- [STATED PROBLEM]
Return the full listing exactly as it is written.

* Start *

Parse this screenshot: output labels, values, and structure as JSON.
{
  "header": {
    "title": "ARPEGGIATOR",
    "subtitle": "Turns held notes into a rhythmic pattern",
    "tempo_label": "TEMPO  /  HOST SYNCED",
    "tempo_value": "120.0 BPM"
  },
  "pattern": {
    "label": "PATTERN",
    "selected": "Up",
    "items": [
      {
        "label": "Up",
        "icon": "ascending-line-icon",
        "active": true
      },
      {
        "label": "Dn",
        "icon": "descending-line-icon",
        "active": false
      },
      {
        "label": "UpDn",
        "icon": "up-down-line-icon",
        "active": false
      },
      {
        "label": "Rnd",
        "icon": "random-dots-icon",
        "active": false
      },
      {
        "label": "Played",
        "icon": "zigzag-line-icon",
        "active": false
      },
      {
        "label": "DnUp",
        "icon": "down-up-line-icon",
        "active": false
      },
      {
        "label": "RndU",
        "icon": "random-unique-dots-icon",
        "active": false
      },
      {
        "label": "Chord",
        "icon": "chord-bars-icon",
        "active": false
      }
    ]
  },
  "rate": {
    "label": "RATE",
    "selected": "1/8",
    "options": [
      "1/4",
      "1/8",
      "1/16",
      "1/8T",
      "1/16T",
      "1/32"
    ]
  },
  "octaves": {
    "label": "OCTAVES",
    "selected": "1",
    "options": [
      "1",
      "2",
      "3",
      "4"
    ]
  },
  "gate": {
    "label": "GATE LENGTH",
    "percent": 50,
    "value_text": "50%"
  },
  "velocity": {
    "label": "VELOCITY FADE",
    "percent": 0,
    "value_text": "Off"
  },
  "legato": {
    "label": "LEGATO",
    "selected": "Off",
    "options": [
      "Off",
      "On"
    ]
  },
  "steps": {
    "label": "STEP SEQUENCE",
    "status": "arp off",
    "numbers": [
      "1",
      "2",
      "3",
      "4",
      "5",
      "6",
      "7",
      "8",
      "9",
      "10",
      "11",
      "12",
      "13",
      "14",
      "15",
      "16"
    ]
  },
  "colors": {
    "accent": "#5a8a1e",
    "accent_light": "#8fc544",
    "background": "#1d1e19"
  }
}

* End *

- [EXERCISE ANSWER]
Parse this screenshot: output labels, values, and structure as JSON.
{
  "header": {
    "title": "ARPEGGIATOR",
    "subtitle": "Turns held notes into a rhythmic pattern",
    "tempo_label": "TEMPO  /  HOST SYNCED",
    "tempo_value": "120.0 BPM"
  },
  "pattern": {
    "label": "PATTERN",
    "selected": "Up",
    "items": [
      {
        "label": "Up",
        "icon": "ascending-line-icon",
        "active": true
      },
      {
        "label": "Dn",
        "icon": "descending-line-icon",
        "active": false
      },
      {
        "label": "UpDn",
        "icon": "up-down-line-icon",
        "active": false
      },
      {
        "label": "Rnd",
        "icon": "random-dots-icon",
        "active": false
      },
      {
        "label": "Played",
        "icon": "zigzag-line-icon",
        "active": false
      },
      {
        "label": "DnUp",
        "icon": "down-up-line-icon",
        "active": false
      },
      {
        "label": "RndU",
        "icon": "random-unique-dots-icon",
        "active": false
      },
      {
        "label": "Chord",
        "icon": "chord-bars-icon",
        "active": false
      }
    ]
  },
  "rate": {
    "label": "RATE",
    "selected": "1/8",
    "options": [
      "1/4",
      "1/8",
      "1/16",
      "1/8T",
      "1/16T",
      "1/32"
    ]
  },
  "octaves": {
    "label": "OCTAVES",
    "selected": "1",
    "options": [
      "1",
      "2",
      "3",
      "4"
    ]
  },
  "gate": {
    "label": "GATE LENGTH",
    "percent": 50,
    "value_text": "50%"
  },
  "velocity": {
    "label": "VELOCITY FADE",
    "percent": 0,
    "value_text": "Off"
  },
  "legato": {
    "label": "LEGATO",
    "selected": "Off",
    "options": [
      "Off",
      "On"
    ]
  },
  "steps": {
    "label": "STEP SEQUENCE",
    "status": "arp off",
    "numbers": [
      "1",
      "2",
      "3",
      "4",
      "5",
      "6",
      "7",
      "8",
      "9",
      "10",
      "11",
      "12",
      "13",
      "14",
      "15",
      "16"
    ]
  },
  "colors": {
    "accent": "#5a8a1e",
    "accent_light": "#8fc544",
    "background": "#1d1e19"
  }
}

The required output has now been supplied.